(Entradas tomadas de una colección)
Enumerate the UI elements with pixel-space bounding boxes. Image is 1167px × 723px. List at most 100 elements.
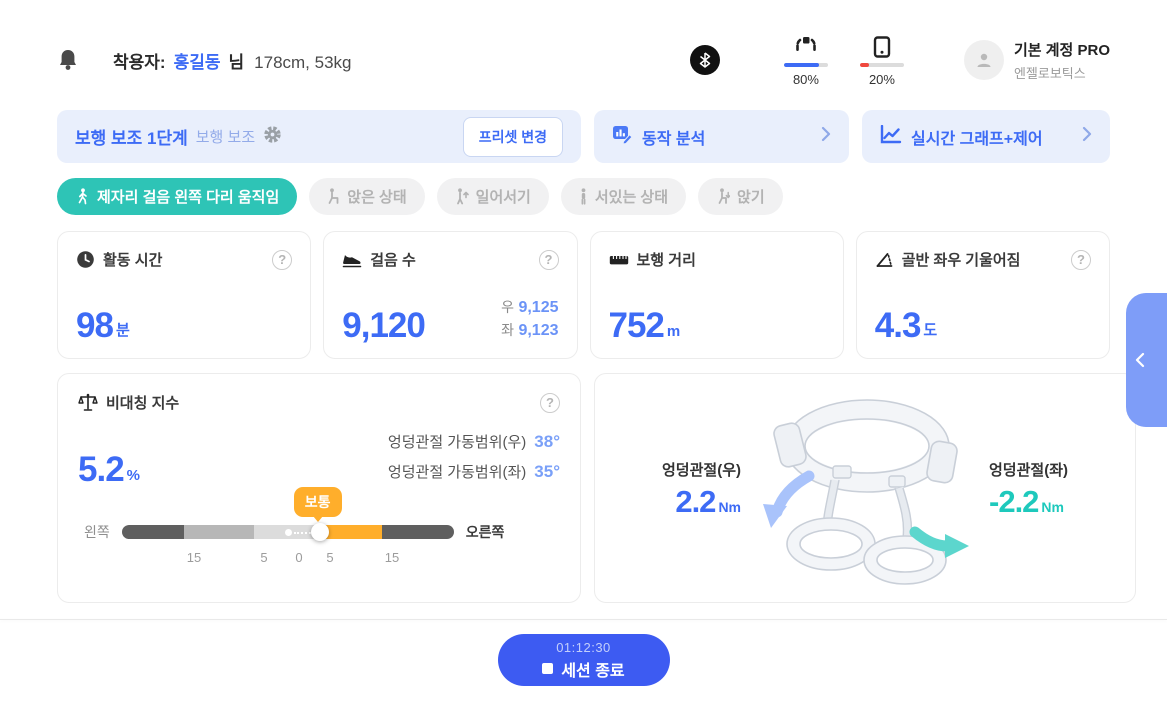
right-hip-value: 2.2 bbox=[675, 484, 716, 519]
device-battery-bar bbox=[783, 62, 828, 67]
left-hip-label: 엉덩관절(좌) bbox=[989, 462, 1068, 479]
help-icon[interactable]: ? bbox=[272, 249, 293, 270]
gauge-knob[interactable] bbox=[310, 523, 329, 541]
rom-left-value: 35° bbox=[534, 461, 560, 481]
right-hip-label: 엉덩관절(우) bbox=[662, 462, 741, 479]
state-pill-label: 제자리 걸음 왼쪽 다리 움직임 bbox=[97, 189, 280, 206]
help-icon[interactable]: ? bbox=[538, 249, 559, 270]
tablet-battery-percent: 20% bbox=[868, 71, 895, 87]
end-session-button[interactable]: 01:12:30 세션 종료 bbox=[497, 634, 670, 686]
state-pill-standing[interactable]: 서있는 상태 bbox=[560, 178, 687, 215]
state-pill-label: 일어서기 bbox=[475, 189, 531, 206]
assist-level-title: 보행 보조 1단계 bbox=[75, 129, 188, 148]
asymmetry-card: 비대칭 지수 ? 5.2 % 엉덩관절 가동범위(우) 38° 엉덩관절 가동범위… bbox=[57, 373, 581, 603]
state-pill-label: 서있는 상태 bbox=[594, 189, 669, 206]
hip-rom-values: 엉덩관절 가동범위(우) 38° 엉덩관절 가동범위(좌) 35° bbox=[388, 427, 560, 487]
walk-distance-value: 752 bbox=[608, 306, 665, 345]
balance-scale-icon bbox=[78, 393, 98, 411]
wearer-info: 착용자: 홍길동 님 178cm, 53kg bbox=[113, 48, 352, 73]
quick-panels: 보행 보조 1단계 보행 보조 프리셋 변경 bbox=[57, 110, 1110, 163]
preset-change-button[interactable]: 프리셋 변경 bbox=[462, 116, 563, 157]
battery-status-group: 80% 20% bbox=[782, 34, 906, 87]
gait-assist-panel: 보행 보조 1단계 보행 보조 프리셋 변경 bbox=[57, 110, 581, 163]
account-text: 기본 계정 PRO 엔젤로보틱스 bbox=[1014, 39, 1110, 82]
tick-label: 5 bbox=[260, 550, 268, 565]
bottom-cards-row: 비대칭 지수 ? 5.2 % 엉덩관절 가동범위(우) 38° 엉덩관절 가동범위… bbox=[57, 373, 1136, 603]
wearer-label: 착용자: bbox=[113, 52, 166, 72]
tablet-battery-bar bbox=[859, 62, 904, 67]
step-count-by-side: 우 9,125 좌 9,123 bbox=[501, 296, 558, 343]
notification-bell-icon[interactable] bbox=[57, 48, 79, 72]
pelvis-tilt-value: 4.3 bbox=[874, 306, 922, 345]
card-title: 걸음 수 bbox=[370, 252, 416, 269]
chevron-left-icon bbox=[1135, 352, 1145, 368]
side-panel-toggle[interactable] bbox=[1126, 293, 1167, 427]
right-hip-unit: Nm bbox=[718, 499, 741, 515]
step-count-card: 걸음 수 ? 9,120 우 9,125 좌 9,123 bbox=[323, 231, 578, 359]
ruler-icon bbox=[609, 255, 628, 264]
motion-analysis-icon bbox=[612, 124, 633, 150]
right-side-label: 우 bbox=[501, 298, 514, 315]
assist-mode-subtitle: 보행 보조 bbox=[195, 129, 256, 146]
state-pill-label: 앉기 bbox=[737, 189, 765, 206]
rom-left-label: 엉덩관절 가동범위(좌) bbox=[387, 463, 527, 481]
walk-distance-card: 보행 거리 752 m bbox=[589, 231, 844, 359]
wearer-suffix: 님 bbox=[228, 52, 245, 72]
account-menu[interactable]: 기본 계정 PRO 엔젤로보틱스 bbox=[963, 39, 1110, 82]
account-name: 기본 계정 PRO bbox=[1013, 41, 1110, 59]
state-pill-active-walking[interactable]: 제자리 걸음 왼쪽 다리 움직임 bbox=[57, 178, 298, 215]
gauge-ticks: 15 5 0 5 15 bbox=[132, 550, 464, 568]
tablet-icon bbox=[873, 34, 891, 58]
step-count-value: 9,120 bbox=[342, 306, 426, 345]
card-title: 활동 시간 bbox=[103, 252, 163, 269]
realtime-graph-panel[interactable]: 실시간 그래프+제어 bbox=[862, 110, 1110, 163]
device-battery-percent: 80% bbox=[792, 71, 819, 87]
left-hip-value: -2.2 bbox=[989, 484, 1039, 519]
help-icon[interactable]: ? bbox=[1071, 249, 1091, 270]
gauge-left-label: 왼쪽 bbox=[84, 524, 110, 540]
gauge-right-label: 오른쪽 bbox=[465, 524, 505, 540]
stat-cards-row: 활동 시간 ? 98 분 걸음 수 ? 9,120 우 bbox=[57, 231, 1110, 359]
state-pill-sit-down[interactable]: 앉기 bbox=[698, 178, 783, 215]
line-chart-icon bbox=[880, 124, 902, 149]
pelvis-tilt-unit: 도 bbox=[923, 322, 938, 339]
state-pill-sitting[interactable]: 앉은 상태 bbox=[309, 178, 425, 215]
account-org: 엔젤로보틱스 bbox=[1013, 65, 1086, 81]
angle-icon bbox=[876, 253, 893, 267]
walk-distance-unit: m bbox=[666, 323, 681, 340]
gauge-zero-dot bbox=[284, 529, 292, 536]
shoe-icon bbox=[342, 254, 362, 267]
state-pill-stand-up[interactable]: 일어서기 bbox=[436, 178, 549, 215]
stand-up-person-icon bbox=[456, 188, 469, 205]
clock-icon bbox=[77, 251, 94, 268]
activity-time-unit: 분 bbox=[115, 322, 130, 339]
rom-right-label: 엉덩관절 가동범위(우) bbox=[387, 434, 527, 451]
wearer-name[interactable]: 홍길동 bbox=[173, 52, 221, 72]
asymmetry-gauge: 왼쪽 보통 오른쪽 15 5 0 5 15 bbox=[78, 487, 560, 586]
left-hip-unit: Nm bbox=[1041, 499, 1064, 515]
device-battery: 80% bbox=[782, 34, 830, 87]
exoskeleton-illustration bbox=[763, 399, 969, 585]
card-title: 골반 좌우 기울어짐 bbox=[901, 252, 1021, 269]
stop-icon bbox=[542, 663, 554, 674]
state-pill-label: 앉은 상태 bbox=[347, 189, 407, 206]
gear-icon[interactable] bbox=[263, 125, 282, 149]
activity-time-value: 98 bbox=[76, 306, 114, 345]
tick-label: 0 bbox=[295, 550, 303, 565]
end-session-label: 세션 종료 bbox=[561, 662, 625, 680]
bluetooth-icon[interactable] bbox=[689, 45, 720, 75]
footer-divider bbox=[0, 619, 1167, 620]
asymmetry-gauge-track: 보통 bbox=[121, 487, 454, 541]
rom-right-value: 38° bbox=[534, 432, 560, 451]
tick-label: 5 bbox=[326, 550, 334, 565]
wearer-body-info: 178cm, 53kg bbox=[254, 52, 352, 72]
asymmetry-value: 5.2 bbox=[78, 449, 125, 489]
motion-analysis-panel[interactable]: 동작 분석 bbox=[594, 110, 849, 163]
card-title: 보행 거리 bbox=[636, 252, 696, 269]
avatar bbox=[963, 40, 1004, 80]
gauge-dotted-line bbox=[293, 531, 318, 534]
help-icon[interactable]: ? bbox=[540, 392, 560, 413]
right-side-value: 9,125 bbox=[518, 298, 559, 316]
session-controls: 01:12:30 세션 종료 bbox=[0, 634, 1167, 686]
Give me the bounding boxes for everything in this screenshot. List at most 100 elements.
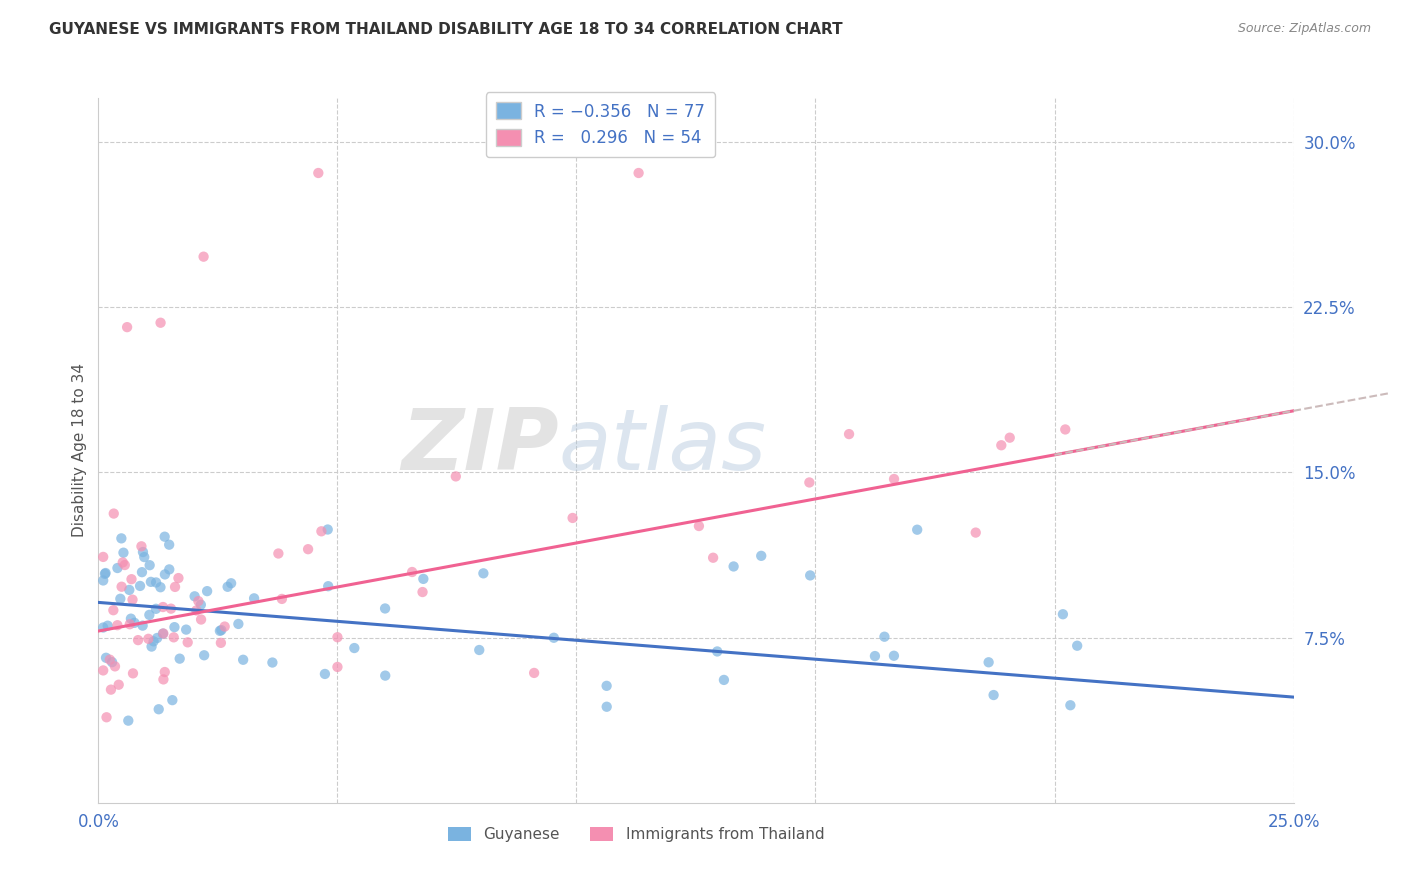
Point <box>214 619 236 633</box>
Point <box>307 166 329 180</box>
Point <box>110 532 132 546</box>
Point <box>94 650 117 665</box>
Point <box>998 431 1021 445</box>
Point <box>468 643 491 657</box>
Point <box>141 640 163 654</box>
Point <box>103 507 125 521</box>
Point <box>174 623 197 637</box>
Point <box>121 592 143 607</box>
Text: GUYANESE VS IMMIGRANTS FROM THAILAND DISABILITY AGE 18 TO 34 CORRELATION CHART: GUYANESE VS IMMIGRANTS FROM THAILAND DIS… <box>49 22 842 37</box>
Point <box>132 545 155 559</box>
Point <box>627 166 650 180</box>
Point <box>472 566 495 581</box>
Point <box>91 549 114 564</box>
Text: ZIP: ZIP <box>401 406 558 489</box>
Point <box>523 665 546 680</box>
Point <box>444 469 467 483</box>
Point <box>883 648 905 663</box>
Point <box>863 648 886 663</box>
Point <box>121 572 143 586</box>
Point <box>131 539 153 553</box>
Point <box>94 566 117 581</box>
Point <box>316 579 339 593</box>
Point <box>190 598 212 612</box>
Point <box>749 549 772 563</box>
Point <box>148 702 170 716</box>
Point <box>91 664 114 678</box>
Point <box>163 620 186 634</box>
Point <box>163 580 186 594</box>
Point <box>983 688 1005 702</box>
Point <box>114 558 136 572</box>
Point <box>412 572 434 586</box>
Point <box>152 626 174 640</box>
Point <box>120 612 142 626</box>
Point <box>193 250 215 264</box>
Point <box>343 641 366 656</box>
Point <box>228 616 250 631</box>
Point <box>195 584 218 599</box>
Point <box>107 561 129 575</box>
Point <box>713 673 735 687</box>
Point <box>138 607 160 622</box>
Point <box>688 519 710 533</box>
Point <box>112 546 135 560</box>
Point <box>157 538 180 552</box>
Point <box>152 626 174 640</box>
Point <box>98 653 121 667</box>
Point <box>883 472 905 486</box>
Point <box>110 580 132 594</box>
Point <box>124 615 146 630</box>
Point <box>706 644 728 658</box>
Point <box>145 602 167 616</box>
Point <box>104 659 127 673</box>
Point <box>1066 639 1088 653</box>
Point <box>232 653 254 667</box>
Point <box>139 574 162 589</box>
Point <box>702 550 724 565</box>
Point <box>131 618 153 632</box>
Point <box>131 565 153 579</box>
Point <box>326 630 349 644</box>
Point <box>183 590 205 604</box>
Point <box>208 624 231 638</box>
Point <box>97 618 120 632</box>
Point <box>91 574 114 588</box>
Point <box>209 636 232 650</box>
Point <box>314 667 336 681</box>
Point <box>187 594 209 608</box>
Point <box>162 693 184 707</box>
Point <box>153 665 176 679</box>
Text: Source: ZipAtlas.com: Source: ZipAtlas.com <box>1237 22 1371 36</box>
Point <box>326 660 349 674</box>
Text: atlas: atlas <box>558 406 766 489</box>
Point <box>977 655 1000 669</box>
Point <box>118 582 141 597</box>
Point <box>1054 422 1077 436</box>
Point <box>138 558 160 573</box>
Point <box>176 635 198 649</box>
Point <box>107 678 129 692</box>
Point <box>94 566 117 580</box>
Point <box>167 571 190 585</box>
Point <box>138 632 160 646</box>
Point <box>311 524 333 539</box>
Point <box>100 682 122 697</box>
Point <box>267 547 290 561</box>
Point <box>316 523 339 537</box>
Point <box>157 562 180 576</box>
Point <box>142 634 165 648</box>
Point <box>186 603 208 617</box>
Legend: Guyanese, Immigrants from Thailand: Guyanese, Immigrants from Thailand <box>441 821 831 848</box>
Point <box>219 576 242 591</box>
Point <box>129 579 152 593</box>
Point <box>561 511 583 525</box>
Point <box>412 585 434 599</box>
Point <box>160 601 183 615</box>
Point <box>110 591 132 606</box>
Point <box>965 525 987 540</box>
Point <box>1052 607 1074 622</box>
Point <box>799 475 821 490</box>
Point <box>134 550 156 565</box>
Point <box>297 542 319 557</box>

Descripción del ejercicio.
Vuelve a escribir sin cambios todo el tramo de los registros que va desde la línea que contiene "right-hip-value: 2.2 bbox=[675, 484, 716, 519]" hasta la línea que contiene "assist-level-title: 보행 보조", ambas incluidas.

Solución.
right-hip-value: 2.2 bbox=[675, 484, 716, 519]
device-battery-bar bbox=[783, 62, 828, 67]
left-hip-label: 엉덩관절(좌) bbox=[989, 462, 1068, 479]
help-icon[interactable]: ? bbox=[272, 249, 293, 270]
gauge-knob[interactable] bbox=[310, 523, 329, 541]
rom-left-value: 35° bbox=[534, 461, 560, 481]
right-hip-label: 엉덩관절(우) bbox=[662, 462, 741, 479]
state-pill-label: 제자리 걸음 왼쪽 다리 움직임 bbox=[97, 189, 280, 206]
help-icon[interactable]: ? bbox=[538, 249, 559, 270]
tablet-battery-percent: 20% bbox=[868, 71, 895, 87]
end-session-button[interactable]: 01:12:30 세션 종료 bbox=[497, 634, 670, 686]
state-pill-standing[interactable]: 서있는 상태 bbox=[560, 178, 687, 215]
state-pill-label: 일어서기 bbox=[475, 189, 531, 206]
assist-level-title: 보행 보조 1단계 bbox=[75, 129, 188, 148]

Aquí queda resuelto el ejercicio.